_TAREA PROPUESTA 1:_ ¿Puedes reproducir sin cambios las entradas desde el comienzo hasta la línea que contiene "The hinge 604 is at (385, 638).", ambas incluidas?

_TEXTO DE LECTURA:_
+ + + + +

Lana, antes Larry y la mitad de la efectiva dupla Wachowski, es una mujer transgénero que no se avergüenza de su cambio, sino que siempre lo consideró una evolución. Cuando en 1996 los hermanos debutaron en el cine lo hicieron con Bound, una película paradójicamente sin género, que podría ubicarse entre el thriller y el neo-noir con elementos de comedia en el estilo de Billy Wilder y mucha acción. Cuenta una historia lésbico-bisexual dirigida a todo el público, no sólo al colectivo GLTB, y ganó varios premios y felicitaciones.
Mucho efecto especial-existencial después, recientemente el dúo hizo un enorme y radical cambio. Sumaron un director, aparecieron ante el público y decidieron dejar atrás su preciada invisibilidad. Cuando en septiembre de 2012 fue el estreno mundial de Cloud Atlas (en el país está en las salas con el título de La red invisible) en el Festival de Cine de Toronto, caminaron por la alfombra roja los tres directores: Tom Tykwerm junto a los hermanos Wachowski, Andy y Lana.  Andy, el mismo hombre silencioso de siempre pero ahora calvo, y Lana, que solía ser el delgado y tímido Larry, pero que hace un tiempo asumió, con felicidad, su identidad trans.
Lana es una bella mujer de 48 años bien llevados y pelo rosa como el de un anime que sonríe con toda la cara cuando habla de cualquier tema. Es inteligente, divertida, está muy informada de todo lo que pasa a su alrededor y, como la gran artista que es, es consecuente con su obra. O sea que hace lo que dice. Se hizo visible a cambio de su vida tranquila para acompañar una película que teje la idea de que todos somos uno, de que cada acto tiene una consecuencia y de que, como dice uno de los personajes principales de Cloud Atlas fundiéndose en una con su creadora, “si permanezco invisible, la verdad permanecería oculta y no podría permitirlo”.

+ + + + +

_TAREA PROPUESTA 2:_ ¿Puedes transcribir el texto sobre Lana Wachowski desde "Lana, antes Larry" hasta "premios y felicitaciones.", sustituyendo "premios" por "galardones"?

_ENTRADAS PROPORCIONADAS:_

+ + + + +

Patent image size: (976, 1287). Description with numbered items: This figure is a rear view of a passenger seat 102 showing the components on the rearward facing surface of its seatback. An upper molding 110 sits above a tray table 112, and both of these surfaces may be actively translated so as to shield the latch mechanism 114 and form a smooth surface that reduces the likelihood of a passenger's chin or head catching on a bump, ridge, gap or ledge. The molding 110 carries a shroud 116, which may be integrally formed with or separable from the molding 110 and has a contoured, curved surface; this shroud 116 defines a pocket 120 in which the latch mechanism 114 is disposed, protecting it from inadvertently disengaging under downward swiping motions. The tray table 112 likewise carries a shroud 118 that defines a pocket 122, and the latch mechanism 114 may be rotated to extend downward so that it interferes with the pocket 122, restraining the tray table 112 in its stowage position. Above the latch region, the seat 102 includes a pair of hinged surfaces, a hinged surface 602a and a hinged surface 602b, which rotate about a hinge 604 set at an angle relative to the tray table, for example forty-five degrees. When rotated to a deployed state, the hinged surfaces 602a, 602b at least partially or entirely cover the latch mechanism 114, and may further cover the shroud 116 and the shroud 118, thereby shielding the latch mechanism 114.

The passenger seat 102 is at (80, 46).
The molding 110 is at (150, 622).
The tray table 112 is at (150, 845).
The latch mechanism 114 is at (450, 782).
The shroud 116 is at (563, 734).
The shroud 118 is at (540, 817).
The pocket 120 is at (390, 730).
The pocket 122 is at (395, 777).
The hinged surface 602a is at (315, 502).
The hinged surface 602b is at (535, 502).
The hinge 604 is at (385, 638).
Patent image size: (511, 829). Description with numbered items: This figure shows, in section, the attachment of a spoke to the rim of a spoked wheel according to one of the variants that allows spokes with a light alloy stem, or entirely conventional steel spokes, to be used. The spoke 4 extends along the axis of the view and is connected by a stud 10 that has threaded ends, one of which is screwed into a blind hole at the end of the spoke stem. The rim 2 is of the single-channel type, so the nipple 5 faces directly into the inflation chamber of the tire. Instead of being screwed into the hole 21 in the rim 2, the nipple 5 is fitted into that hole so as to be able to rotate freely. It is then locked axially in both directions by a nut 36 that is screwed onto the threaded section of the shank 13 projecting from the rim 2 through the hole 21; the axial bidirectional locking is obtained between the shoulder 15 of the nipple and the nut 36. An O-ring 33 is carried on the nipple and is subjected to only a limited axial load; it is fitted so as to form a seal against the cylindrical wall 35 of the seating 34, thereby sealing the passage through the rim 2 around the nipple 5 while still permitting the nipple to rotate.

+ + + + +

_RESPUESTA DEL EJERCICIO 1:_
Patent image size: (976, 1287). Description with numbered items: This figure is a rear view of a passenger seat 102 showing the components on the rearward facing surface of its seatback. An upper molding 110 sits above a tray table 112, and both of these surfaces may be actively translated so as to shield the latch mechanism 114 and form a smooth surface that reduces the likelihood of a passenger's chin or head catching on a bump, ridge, gap or ledge. The molding 110 carries a shroud 116, which may be integrally formed with or separable from the molding 110 and has a contoured, curved surface; this shroud 116 defines a pocket 120 in which the latch mechanism 114 is disposed, protecting it from inadvertently disengaging under downward swiping motions. The tray table 112 likewise carries a shroud 118 that defines a pocket 122, and the latch mechanism 114 may be rotated to extend downward so that it interferes with the pocket 122, restraining the tray table 112 in its stowage position. Above the latch region, the seat 102 includes a pair of hinged surfaces, a hinged surface 602a and a hinged surface 602b, which rotate about a hinge 604 set at an angle relative to the tray table, for example forty-five degrees. When rotated to a deployed state, the hinged surfaces 602a, 602b at least partially or entirely cover the latch mechanism 114, and may further cover the shroud 116 and the shroud 118, thereby shielding the latch mechanism 114.

The passenger seat 102 is at (80, 46).
The molding 110 is at (150, 622).
The tray table 112 is at (150, 845).
The latch mechanism 114 is at (450, 782).
The shroud 116 is at (563, 734).
The shroud 118 is at (540, 817).
The pocket 120 is at (390, 730).
The pocket 122 is at (395, 777).
The hinged surface 602a is at (315, 502).
The hinged surface 602b is at (535, 502).
The hinge 604 is at (385, 638).

_RESPUESTA DEL EJERCICIO 2:_
Lana, antes Larry y la mitad de la efectiva dupla Wachowski, es una mujer transgénero que no se avergüenza de su cambio, sino que siempre lo consideró una evolución. Cuando en 1996 los hermanos debutaron en el cine lo hicieron con Bound, una película paradójicamente sin género, que podría ubicarse entre el thriller y el neo-noir con elementos de comedia en el estilo de Billy Wilder y mucha acción. Cuenta una historia lésbico-bisexual dirigida a todo el público, no sólo al colectivo GLTB, y ganó varios galardones y felicitaciones.